Material for the task:
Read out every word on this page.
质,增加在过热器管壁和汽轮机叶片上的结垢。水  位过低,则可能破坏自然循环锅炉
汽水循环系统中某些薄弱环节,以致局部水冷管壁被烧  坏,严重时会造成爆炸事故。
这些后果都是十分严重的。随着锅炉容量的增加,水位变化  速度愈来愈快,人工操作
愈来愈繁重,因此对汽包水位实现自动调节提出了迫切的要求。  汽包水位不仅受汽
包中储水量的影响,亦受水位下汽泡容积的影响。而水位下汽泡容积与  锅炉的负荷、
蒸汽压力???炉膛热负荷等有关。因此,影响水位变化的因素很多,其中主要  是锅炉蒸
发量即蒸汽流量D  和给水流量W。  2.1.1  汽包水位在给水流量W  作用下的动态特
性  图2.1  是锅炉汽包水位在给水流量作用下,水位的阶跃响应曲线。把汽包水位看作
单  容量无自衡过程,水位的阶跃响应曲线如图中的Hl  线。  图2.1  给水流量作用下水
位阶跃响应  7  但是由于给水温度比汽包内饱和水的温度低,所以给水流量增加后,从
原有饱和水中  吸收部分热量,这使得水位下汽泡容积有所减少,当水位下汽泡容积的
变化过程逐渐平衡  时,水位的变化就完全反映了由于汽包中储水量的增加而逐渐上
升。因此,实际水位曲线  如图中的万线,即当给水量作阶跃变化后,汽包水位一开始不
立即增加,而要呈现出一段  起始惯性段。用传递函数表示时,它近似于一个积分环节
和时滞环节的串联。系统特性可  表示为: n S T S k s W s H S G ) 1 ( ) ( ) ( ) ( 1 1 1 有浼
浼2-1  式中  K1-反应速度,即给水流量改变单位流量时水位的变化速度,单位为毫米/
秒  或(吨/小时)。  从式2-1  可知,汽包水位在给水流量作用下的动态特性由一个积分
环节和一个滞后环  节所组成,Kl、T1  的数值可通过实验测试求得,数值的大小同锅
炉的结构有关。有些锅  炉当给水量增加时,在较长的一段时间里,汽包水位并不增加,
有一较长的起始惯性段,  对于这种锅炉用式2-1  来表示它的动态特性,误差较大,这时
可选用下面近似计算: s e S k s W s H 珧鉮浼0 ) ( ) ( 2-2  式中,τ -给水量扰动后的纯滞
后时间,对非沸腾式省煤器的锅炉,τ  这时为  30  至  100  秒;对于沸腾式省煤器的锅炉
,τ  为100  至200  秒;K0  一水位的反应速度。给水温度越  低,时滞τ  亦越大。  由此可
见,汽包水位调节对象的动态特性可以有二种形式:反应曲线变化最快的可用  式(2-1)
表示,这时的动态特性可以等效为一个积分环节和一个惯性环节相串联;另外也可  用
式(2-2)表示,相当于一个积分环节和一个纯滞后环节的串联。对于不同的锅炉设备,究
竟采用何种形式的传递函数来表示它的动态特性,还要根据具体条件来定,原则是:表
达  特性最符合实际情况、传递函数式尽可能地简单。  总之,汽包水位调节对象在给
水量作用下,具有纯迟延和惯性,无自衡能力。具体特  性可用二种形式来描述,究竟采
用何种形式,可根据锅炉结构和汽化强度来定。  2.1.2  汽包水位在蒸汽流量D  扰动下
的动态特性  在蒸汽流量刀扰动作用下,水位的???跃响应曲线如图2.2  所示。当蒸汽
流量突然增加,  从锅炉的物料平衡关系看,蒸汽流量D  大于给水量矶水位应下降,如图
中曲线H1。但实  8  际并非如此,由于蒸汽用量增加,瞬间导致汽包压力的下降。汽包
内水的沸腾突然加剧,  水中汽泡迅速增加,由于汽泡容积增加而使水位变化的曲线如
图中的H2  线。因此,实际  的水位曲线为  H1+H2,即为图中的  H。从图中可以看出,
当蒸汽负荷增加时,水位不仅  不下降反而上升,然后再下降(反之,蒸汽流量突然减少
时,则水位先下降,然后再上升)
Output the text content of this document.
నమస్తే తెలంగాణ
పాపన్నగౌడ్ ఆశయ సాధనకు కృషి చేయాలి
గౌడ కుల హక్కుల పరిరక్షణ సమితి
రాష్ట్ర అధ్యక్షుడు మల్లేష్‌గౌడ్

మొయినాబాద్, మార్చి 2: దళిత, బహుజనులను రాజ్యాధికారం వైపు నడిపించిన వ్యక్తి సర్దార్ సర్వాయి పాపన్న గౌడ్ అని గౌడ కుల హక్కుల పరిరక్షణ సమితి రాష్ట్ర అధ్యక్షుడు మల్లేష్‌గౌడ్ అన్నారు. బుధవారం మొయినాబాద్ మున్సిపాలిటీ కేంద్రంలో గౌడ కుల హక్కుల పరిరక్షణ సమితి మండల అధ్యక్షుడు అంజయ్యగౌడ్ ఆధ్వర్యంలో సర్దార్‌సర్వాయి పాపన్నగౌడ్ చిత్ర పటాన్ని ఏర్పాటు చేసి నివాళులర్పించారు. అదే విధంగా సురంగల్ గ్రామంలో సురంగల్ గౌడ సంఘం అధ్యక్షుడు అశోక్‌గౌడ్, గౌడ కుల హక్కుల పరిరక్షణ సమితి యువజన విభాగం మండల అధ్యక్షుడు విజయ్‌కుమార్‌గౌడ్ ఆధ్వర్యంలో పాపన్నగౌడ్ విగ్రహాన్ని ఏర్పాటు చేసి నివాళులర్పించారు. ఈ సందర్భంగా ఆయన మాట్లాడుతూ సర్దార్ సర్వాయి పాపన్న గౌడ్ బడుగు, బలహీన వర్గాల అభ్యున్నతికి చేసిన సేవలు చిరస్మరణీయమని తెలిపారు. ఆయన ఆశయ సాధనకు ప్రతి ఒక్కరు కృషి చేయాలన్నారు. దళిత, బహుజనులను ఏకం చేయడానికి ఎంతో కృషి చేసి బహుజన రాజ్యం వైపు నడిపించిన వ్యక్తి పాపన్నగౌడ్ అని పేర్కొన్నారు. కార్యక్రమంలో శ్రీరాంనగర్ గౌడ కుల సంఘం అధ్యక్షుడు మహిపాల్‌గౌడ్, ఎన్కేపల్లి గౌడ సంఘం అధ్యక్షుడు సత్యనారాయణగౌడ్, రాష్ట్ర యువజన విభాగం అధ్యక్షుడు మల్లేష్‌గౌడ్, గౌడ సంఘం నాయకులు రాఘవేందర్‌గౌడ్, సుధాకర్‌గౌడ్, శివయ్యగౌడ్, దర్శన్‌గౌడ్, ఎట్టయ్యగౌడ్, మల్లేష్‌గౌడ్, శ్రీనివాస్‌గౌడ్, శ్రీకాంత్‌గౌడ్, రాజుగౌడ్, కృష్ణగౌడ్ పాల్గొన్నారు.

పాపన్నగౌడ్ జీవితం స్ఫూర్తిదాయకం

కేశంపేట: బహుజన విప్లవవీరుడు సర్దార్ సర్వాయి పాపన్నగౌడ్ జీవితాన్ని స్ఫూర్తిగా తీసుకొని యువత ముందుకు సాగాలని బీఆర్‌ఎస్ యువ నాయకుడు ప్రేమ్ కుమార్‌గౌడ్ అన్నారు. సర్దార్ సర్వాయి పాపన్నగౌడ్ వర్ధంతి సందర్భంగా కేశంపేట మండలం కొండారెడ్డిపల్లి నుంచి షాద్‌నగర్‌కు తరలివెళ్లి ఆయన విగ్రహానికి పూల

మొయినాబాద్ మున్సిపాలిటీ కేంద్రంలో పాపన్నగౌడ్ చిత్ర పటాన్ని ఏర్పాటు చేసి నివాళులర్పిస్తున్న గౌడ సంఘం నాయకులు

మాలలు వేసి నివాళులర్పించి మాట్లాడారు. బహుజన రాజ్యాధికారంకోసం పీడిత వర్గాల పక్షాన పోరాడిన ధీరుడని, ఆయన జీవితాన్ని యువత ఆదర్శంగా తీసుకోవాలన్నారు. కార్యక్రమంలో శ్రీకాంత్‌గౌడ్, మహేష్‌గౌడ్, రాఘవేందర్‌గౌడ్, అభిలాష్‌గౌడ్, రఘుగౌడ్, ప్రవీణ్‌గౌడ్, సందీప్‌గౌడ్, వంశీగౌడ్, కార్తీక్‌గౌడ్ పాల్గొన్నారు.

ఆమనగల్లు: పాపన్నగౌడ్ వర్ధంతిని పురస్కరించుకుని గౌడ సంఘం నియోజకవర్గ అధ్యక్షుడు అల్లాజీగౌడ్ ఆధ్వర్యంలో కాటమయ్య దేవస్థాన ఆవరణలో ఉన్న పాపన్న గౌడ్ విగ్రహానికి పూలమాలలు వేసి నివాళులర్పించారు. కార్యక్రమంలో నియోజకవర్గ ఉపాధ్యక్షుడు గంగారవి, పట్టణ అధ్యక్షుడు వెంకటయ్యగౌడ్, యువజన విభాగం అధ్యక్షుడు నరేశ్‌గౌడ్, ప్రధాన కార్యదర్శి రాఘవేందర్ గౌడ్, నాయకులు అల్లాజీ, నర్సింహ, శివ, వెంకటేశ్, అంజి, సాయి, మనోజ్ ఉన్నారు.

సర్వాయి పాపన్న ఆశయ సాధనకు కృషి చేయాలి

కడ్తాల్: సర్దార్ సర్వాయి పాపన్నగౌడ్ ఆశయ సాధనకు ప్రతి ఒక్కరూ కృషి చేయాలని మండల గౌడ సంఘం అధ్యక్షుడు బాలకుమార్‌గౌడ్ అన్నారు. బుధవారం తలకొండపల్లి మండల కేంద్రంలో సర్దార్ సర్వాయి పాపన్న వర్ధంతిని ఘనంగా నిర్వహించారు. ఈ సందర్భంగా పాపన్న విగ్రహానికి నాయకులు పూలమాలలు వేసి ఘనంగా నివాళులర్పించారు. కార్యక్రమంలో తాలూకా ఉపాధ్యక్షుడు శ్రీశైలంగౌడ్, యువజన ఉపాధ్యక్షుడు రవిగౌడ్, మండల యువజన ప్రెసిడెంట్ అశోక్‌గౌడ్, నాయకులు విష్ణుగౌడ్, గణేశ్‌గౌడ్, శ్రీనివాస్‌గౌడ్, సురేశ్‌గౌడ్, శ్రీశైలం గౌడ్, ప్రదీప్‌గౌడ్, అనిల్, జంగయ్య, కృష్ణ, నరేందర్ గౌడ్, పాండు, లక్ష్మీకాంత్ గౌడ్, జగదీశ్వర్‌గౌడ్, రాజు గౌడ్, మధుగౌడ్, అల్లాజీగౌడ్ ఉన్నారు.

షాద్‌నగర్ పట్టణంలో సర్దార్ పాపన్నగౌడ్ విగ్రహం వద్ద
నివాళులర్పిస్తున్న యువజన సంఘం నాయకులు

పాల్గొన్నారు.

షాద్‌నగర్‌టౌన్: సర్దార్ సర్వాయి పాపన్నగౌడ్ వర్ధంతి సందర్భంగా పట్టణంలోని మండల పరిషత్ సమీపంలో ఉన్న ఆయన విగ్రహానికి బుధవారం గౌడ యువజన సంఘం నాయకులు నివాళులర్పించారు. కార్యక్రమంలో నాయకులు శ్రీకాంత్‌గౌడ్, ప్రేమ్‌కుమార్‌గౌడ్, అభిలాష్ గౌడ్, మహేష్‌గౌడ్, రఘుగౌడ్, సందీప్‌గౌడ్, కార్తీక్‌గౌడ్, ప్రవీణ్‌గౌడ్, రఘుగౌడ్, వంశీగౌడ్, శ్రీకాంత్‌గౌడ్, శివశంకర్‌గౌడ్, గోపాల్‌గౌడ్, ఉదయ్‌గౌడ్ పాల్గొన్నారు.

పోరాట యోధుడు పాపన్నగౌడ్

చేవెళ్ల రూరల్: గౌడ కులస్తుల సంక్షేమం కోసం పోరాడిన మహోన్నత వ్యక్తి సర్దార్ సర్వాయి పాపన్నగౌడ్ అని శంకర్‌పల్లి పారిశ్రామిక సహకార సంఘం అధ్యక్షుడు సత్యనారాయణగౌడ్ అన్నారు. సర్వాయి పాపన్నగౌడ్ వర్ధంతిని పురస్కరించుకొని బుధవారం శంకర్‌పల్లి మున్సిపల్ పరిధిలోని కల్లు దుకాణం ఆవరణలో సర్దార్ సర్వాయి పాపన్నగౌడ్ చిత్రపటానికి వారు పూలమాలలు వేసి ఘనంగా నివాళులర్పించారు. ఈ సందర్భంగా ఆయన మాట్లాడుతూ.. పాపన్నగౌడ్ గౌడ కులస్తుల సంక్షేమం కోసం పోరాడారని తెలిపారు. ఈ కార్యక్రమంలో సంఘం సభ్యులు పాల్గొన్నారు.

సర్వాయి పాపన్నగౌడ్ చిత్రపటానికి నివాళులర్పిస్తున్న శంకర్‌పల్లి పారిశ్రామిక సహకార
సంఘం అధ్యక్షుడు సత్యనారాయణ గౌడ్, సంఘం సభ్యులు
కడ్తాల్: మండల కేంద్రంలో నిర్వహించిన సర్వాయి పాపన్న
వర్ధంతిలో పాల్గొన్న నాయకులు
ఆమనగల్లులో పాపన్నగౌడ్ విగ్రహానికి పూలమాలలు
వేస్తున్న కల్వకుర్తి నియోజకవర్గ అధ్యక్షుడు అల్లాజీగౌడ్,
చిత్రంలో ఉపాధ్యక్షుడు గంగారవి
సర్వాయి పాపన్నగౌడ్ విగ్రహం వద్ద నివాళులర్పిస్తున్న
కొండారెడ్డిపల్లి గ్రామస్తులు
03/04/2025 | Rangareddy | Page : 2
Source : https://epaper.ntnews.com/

Given problem:
Reproduce each line holding the word "జకవర".

Response:
ఆమనగల్లు: పాపన్నగౌడ్ వర్ధంతిని పురస్కరించుకుని గౌడ సంఘం నియోజకవర్గ అధ్యక్షుడు అల్లాజీగౌడ్ ఆధ్వర్యంలో కాటమయ్య దేవస్థాన ఆవరణలో ఉన్న పాపన్న గౌడ్ విగ్రహానికి పూలమాలలు వేసి నివాళులర్పించారు. కార్యక్రమంలో నియోజకవర్గ ఉపాధ్యక్షుడు గంగారవి, పట్టణ అధ్యక్షుడు వెంకటయ్యగౌడ్, యువజన విభాగం అధ్యక్షుడు నరేశ్‌గౌడ్, ప్రధాన కార్యదర్శి రాఘవేందర్ గౌడ్, నాయకులు అల్లాజీ, నర్సింహ, శివ, వెంకటేశ్, అంజి, సాయి, మనోజ్ ఉన్నారు.
వేస్తున్న కల్వకుర్తి నియోజకవర్గ అధ్యక్షుడు అల్లాజీగౌడ్,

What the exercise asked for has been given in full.